• Document passage
The most incisive guide to issues facing the American family today . . . An invaluable resource for anyone wishing to stay on the cutting edge of research on family trends.
-W. Bradford Wilcox
Associate Professor of Sociology, University of Virginia
Commentators have noticed for some time now the seeming dearth of “marriageable” men, i.e. the ones with education, employment, and income comparable to women’s. Many factors have been blamed for this trend—lack of economic opportunity, higher rates of female education, a crunched labor market. Now, researchers from Cornell, Brigham Young, and South Utah Universities have joined together for a systematic study of this phenomenon in America.
“Recent declines in U.S. marriage are reflected both in delayed marriage and increases in permanent singlehood, punctuated by intermittent spells of nonmarital cohabitation,” open the researchers. Whether due to differences in education, a decline in economic prospects, or racial disparities, “[y]oung women seemingly face shortages of demographically similar men to marry.” And yet, all studies indicate that marriage remains a top priority for most young people. There is a gap between intentions and reality, which the researchers seek to understand. “Our overall goal,” they summarize, “is largely descriptive: to appropriately characterize U.S. marriage market conditions for currently unmarried women with different sociodemographic profiles.” They do this with two specific objectives. First, the researchers “use data imputation methods to infer what the sociodemographic characteristics of each woman’s spouse would be if they married a man with similar characteristics to the husbands of comparable women.” In other words, they set up a group of “synethic spouses.” Second, they “compare the distribution of characteristics of synthetic husbands with the distribution of all unmarried men in our sample” to determine how many women were left without a suitable partner. Their discussion focuses on two groups specifically: Poorly educated or low-income women, and highly educated women, both of whom fare the worst on the marriage market. (The women in the middle of the spectrum seem to fare better.)

• Requirement
In the passage about the U.S. marriage market, which two groups of women does the researchers' discussion focus on?

• Material provided
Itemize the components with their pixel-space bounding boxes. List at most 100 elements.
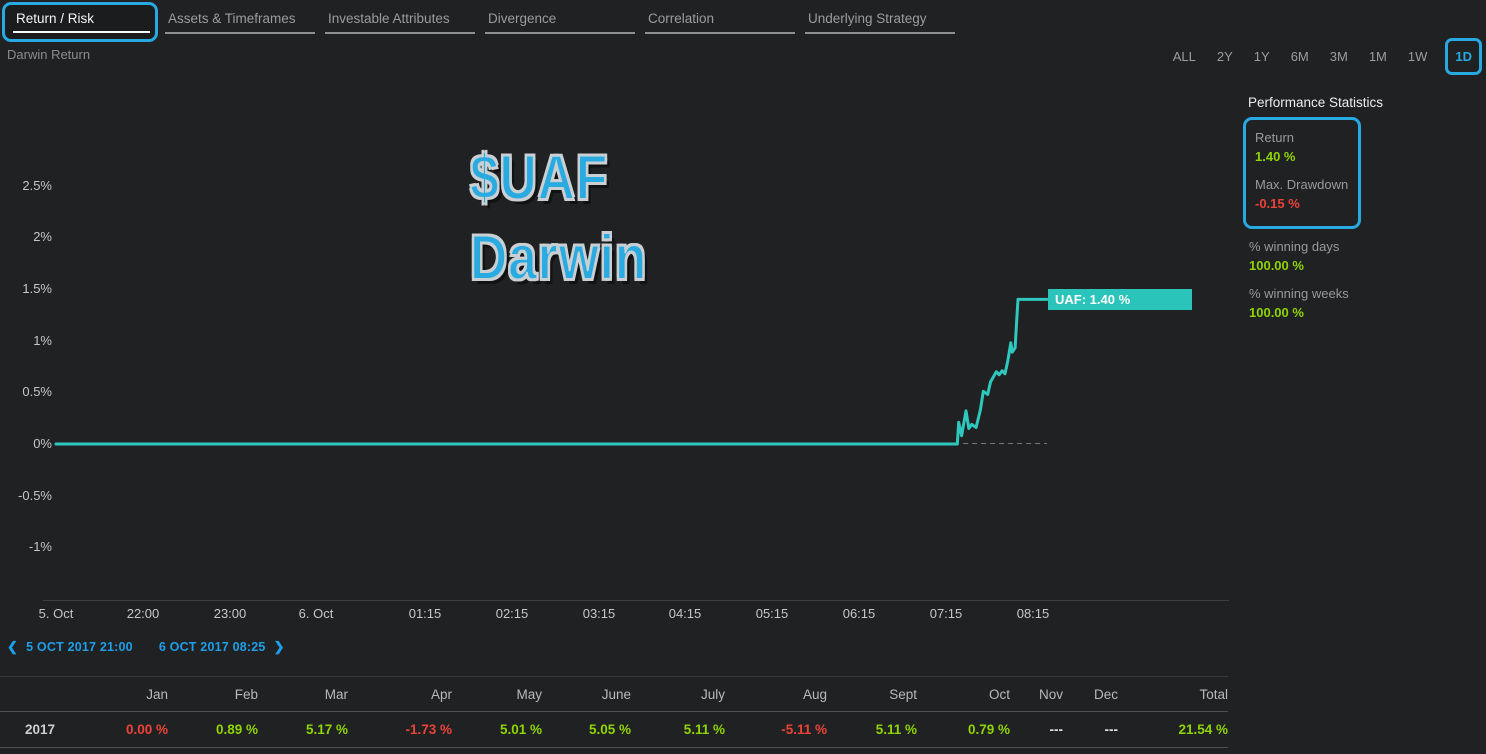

• Answer to this problem
Poorly educated or low-income women, and highly educated women.